*Provided data:*

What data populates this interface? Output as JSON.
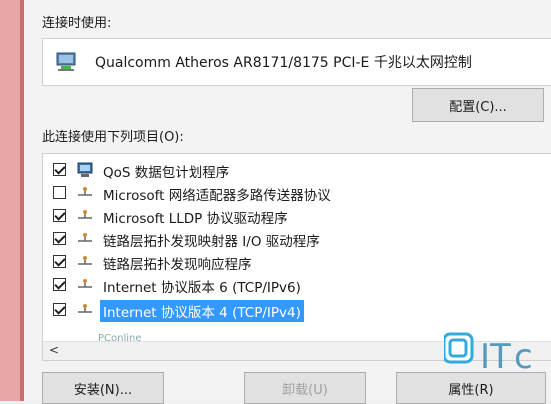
{
  "connection": {
    "label": "连接时使用:",
    "adapter_name": "Qualcomm Atheros AR8171/8175 PCI-E 千兆以太网控制"
  },
  "buttons": {
    "configure": "配置(C)...",
    "install": "安装(N)...",
    "uninstall": "卸载(U)",
    "properties": "属性(R)"
  },
  "items_label": "此连接使用下列项目(O):",
  "items": [
    {
      "label": "QoS 数据包计划程序",
      "checked": true,
      "icon": "qos-scheduler-icon"
    },
    {
      "label": "Microsoft 网络适配器多路传送器协议",
      "checked": false,
      "icon": "network-protocol-icon"
    },
    {
      "label": "Microsoft LLDP 协议驱动程序",
      "checked": true,
      "icon": "network-protocol-icon"
    },
    {
      "label": "链路层拓扑发现映射器 I/O 驱动程序",
      "checked": true,
      "icon": "network-protocol-icon"
    },
    {
      "label": "链路层拓扑发现响应程序",
      "checked": true,
      "icon": "network-protocol-icon"
    },
    {
      "label": "Internet 协议版本 6 (TCP/IPv6)",
      "checked": true,
      "icon": "network-protocol-icon"
    },
    {
      "label": "Internet 协议版本 4 (TCP/IPv4)",
      "checked": true,
      "icon": "network-protocol-icon",
      "selected": true
    }
  ],
  "watermark": {
    "text": "PConline"
  },
  "colors": {
    "selection": "#3399ff",
    "edge": "#e8a6a6"
  }
}
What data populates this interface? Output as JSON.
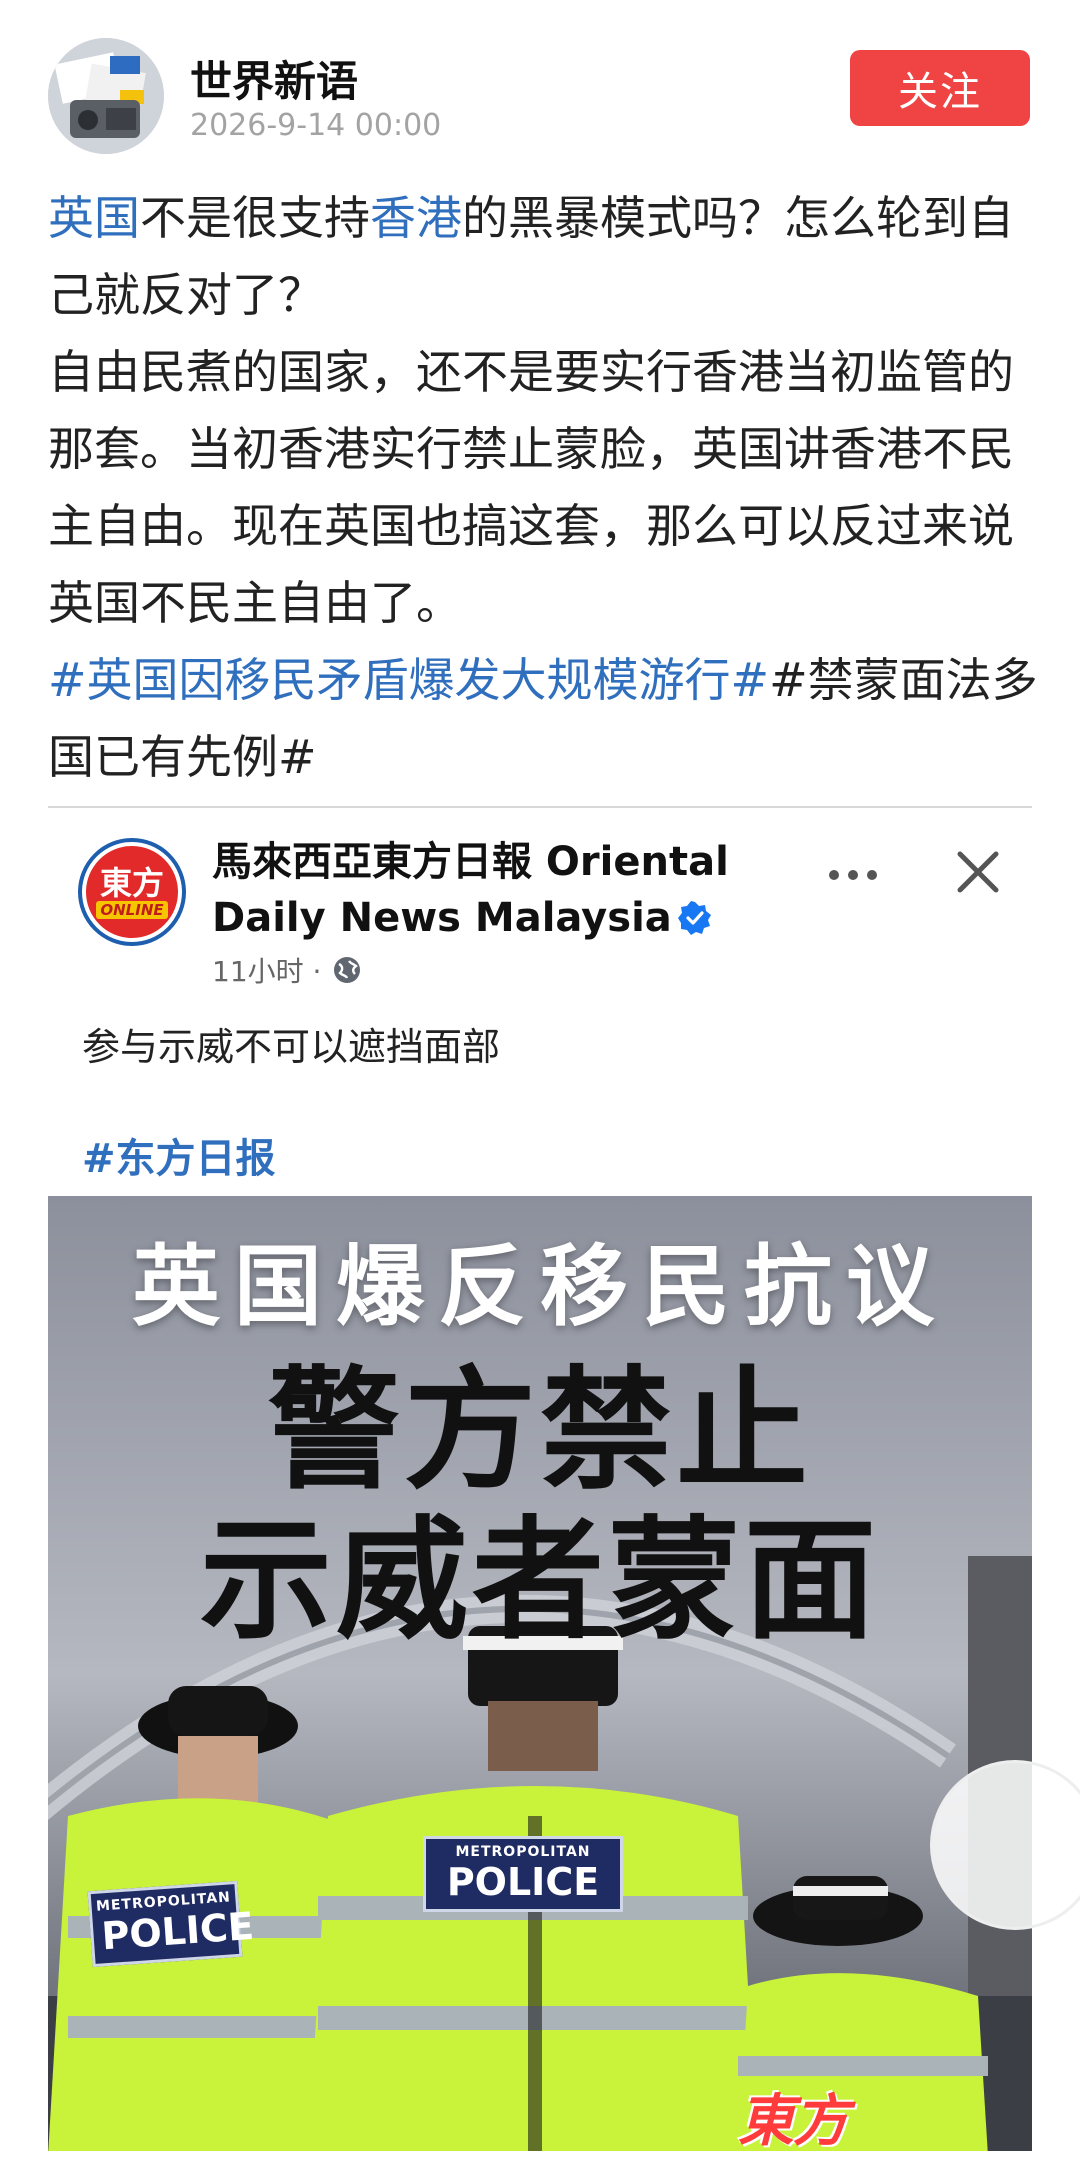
{
  "header": {
    "author_name": "世界新语",
    "post_time": "2026-9-14 00:00",
    "follow_label": "关注"
  },
  "post": {
    "line1_link1": "英国",
    "line1_mid": "不是很支持",
    "line1_link2": "香港",
    "line1_rest": "的黑暴模式吗？怎么轮到自己就反对了？",
    "para2": "自由民煮的国家，还不是要实行香港当初监管的那套。当初香港实行禁止蒙脸，英国讲香港不民主自由。现在英国也搞这套，那么可以反过来说英国不民主自由了。",
    "hashtag1": "#英国因移民矛盾爆发大规模游行#",
    "hashtag2": "#禁蒙面法多国已有先例#"
  },
  "card": {
    "logo_line1": "東方",
    "logo_line2": "ONLINE",
    "page_name": "馬來西亞東方日報 Oriental Daily News Malaysia",
    "time": "11小时 ·",
    "text": "参与示威不可以遮挡面部",
    "tag": "#东方日报",
    "headline_top": "英国爆反移民抗议",
    "headline_main_1": "警方禁止",
    "headline_main_2": "示威者蒙面",
    "badge_small_1": "METROPOLITAN",
    "badge_big_1": "POLICE",
    "badge_small_2": "METROPOLITAN",
    "badge_big_2": "POLICE",
    "watermark": "東方ONLINE"
  },
  "colors": {
    "link": "#2f6fbd",
    "follow_bg": "#f04444",
    "hi_vis": "#c9f23a",
    "police_blue": "#1f2b63"
  },
  "icons": [
    "avatar-image",
    "verified-icon",
    "globe-icon",
    "more-icon",
    "close-icon"
  ]
}
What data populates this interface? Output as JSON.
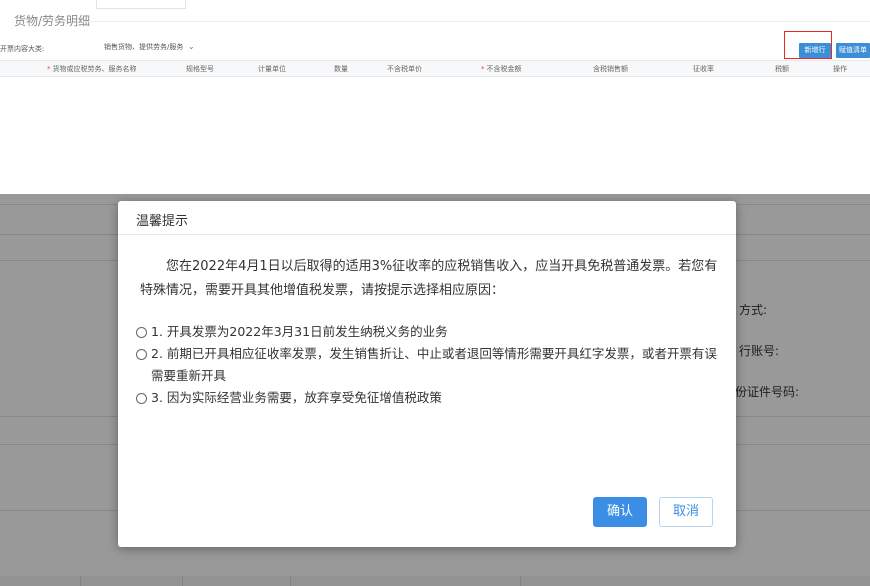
{
  "top": {
    "section_title": "货物/劳务明细",
    "kind_label": "开票内容大类:",
    "kind_value": "销售货物、提供劳务/服务",
    "new_row_button": "新增行",
    "inventory_button": "赋值清单"
  },
  "table": {
    "required_mark": "*",
    "columns": {
      "name": "货物或应税劳务、服务名称",
      "spec": "规格型号",
      "unit": "计量单位",
      "qty": "数量",
      "price": "不含税单价",
      "amount": "不含税金额",
      "tax_incl": "含税销售额",
      "rate": "征收率",
      "tax": "税额",
      "op": "操作"
    }
  },
  "background": {
    "label_method": "方式:",
    "label_account": "行账号:",
    "label_id": "份证件号码:"
  },
  "dialog": {
    "title": "温馨提示",
    "message": "您在2022年4月1日以后取得的适用3%征收率的应税销售收入，应当开具免税普通发票。若您有特殊情况，需要开具其他增值税发票，请按提示选择相应原因：",
    "options": [
      "1. 开具发票为2022年3月31日前发生纳税义务的业务",
      "2. 前期已开具相应征收率发票，发生销售折让、中止或者退回等情形需要开具红字发票，或者开票有误需要重新开具",
      "3. 因为实际经营业务需要，放弃享受免征增值税政策"
    ],
    "confirm": "确认",
    "cancel": "取消"
  },
  "colors": {
    "primary": "#3a8ee6",
    "highlight": "#e22a2a"
  }
}
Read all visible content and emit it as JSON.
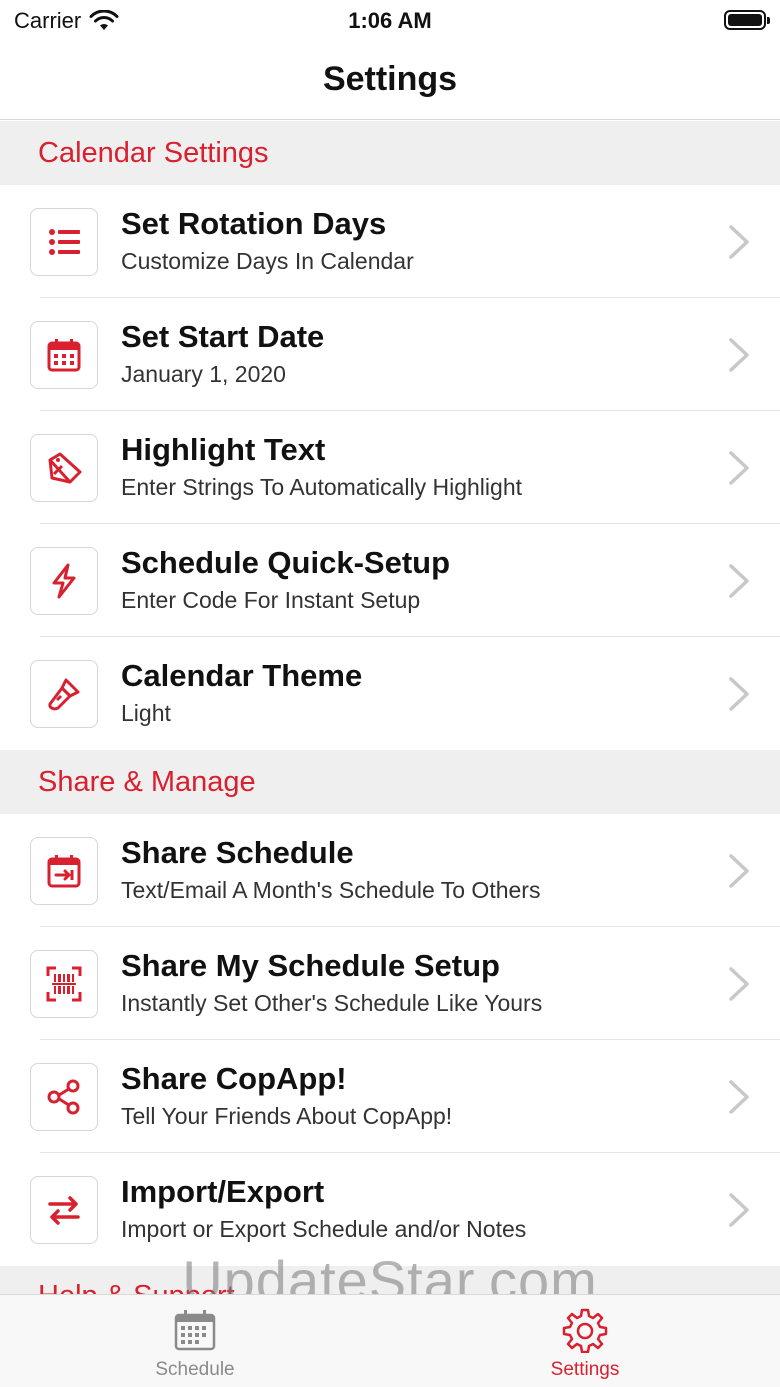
{
  "status_bar": {
    "carrier": "Carrier",
    "time": "1:06 AM"
  },
  "nav": {
    "title": "Settings"
  },
  "sections": [
    {
      "title": "Calendar Settings",
      "items": [
        {
          "title": "Set Rotation Days",
          "subtitle": "Customize Days In Calendar",
          "icon": "list-icon"
        },
        {
          "title": "Set Start Date",
          "subtitle": "January 1, 2020",
          "icon": "calendar-icon"
        },
        {
          "title": "Highlight Text",
          "subtitle": "Enter Strings To Automatically Highlight",
          "icon": "highlighter-icon"
        },
        {
          "title": "Schedule Quick-Setup",
          "subtitle": "Enter Code For Instant Setup",
          "icon": "bolt-icon"
        },
        {
          "title": "Calendar Theme",
          "subtitle": "Light",
          "icon": "brush-icon"
        }
      ]
    },
    {
      "title": "Share & Manage",
      "items": [
        {
          "title": "Share Schedule",
          "subtitle": "Text/Email A Month's Schedule To Others",
          "icon": "calendar-export-icon"
        },
        {
          "title": "Share My Schedule Setup",
          "subtitle": "Instantly Set Other's Schedule Like Yours",
          "icon": "barcode-scan-icon"
        },
        {
          "title": "Share CopApp!",
          "subtitle": "Tell Your Friends About CopApp!",
          "icon": "share-icon"
        },
        {
          "title": "Import/Export",
          "subtitle": "Import or Export Schedule and/or Notes",
          "icon": "swap-arrows-icon"
        }
      ]
    },
    {
      "title": "Help & Support"
    }
  ],
  "tab_bar": {
    "tabs": [
      {
        "label": "Schedule",
        "icon": "calendar-grid-icon",
        "active": false
      },
      {
        "label": "Settings",
        "icon": "gear-icon",
        "active": true
      }
    ]
  },
  "watermark": "UpdateStar.com",
  "colors": {
    "accent": "#d9202f",
    "section_bg": "#efeff0",
    "inactive": "#8a8a8a"
  }
}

*Objective:*
Look through the entries above and report each line where the string "METROPOLITAN" occurs.

*Output of the task:*
    "badge_small_1": "METROPOLITAN",
    "badge_small_2": "METROPOLITAN",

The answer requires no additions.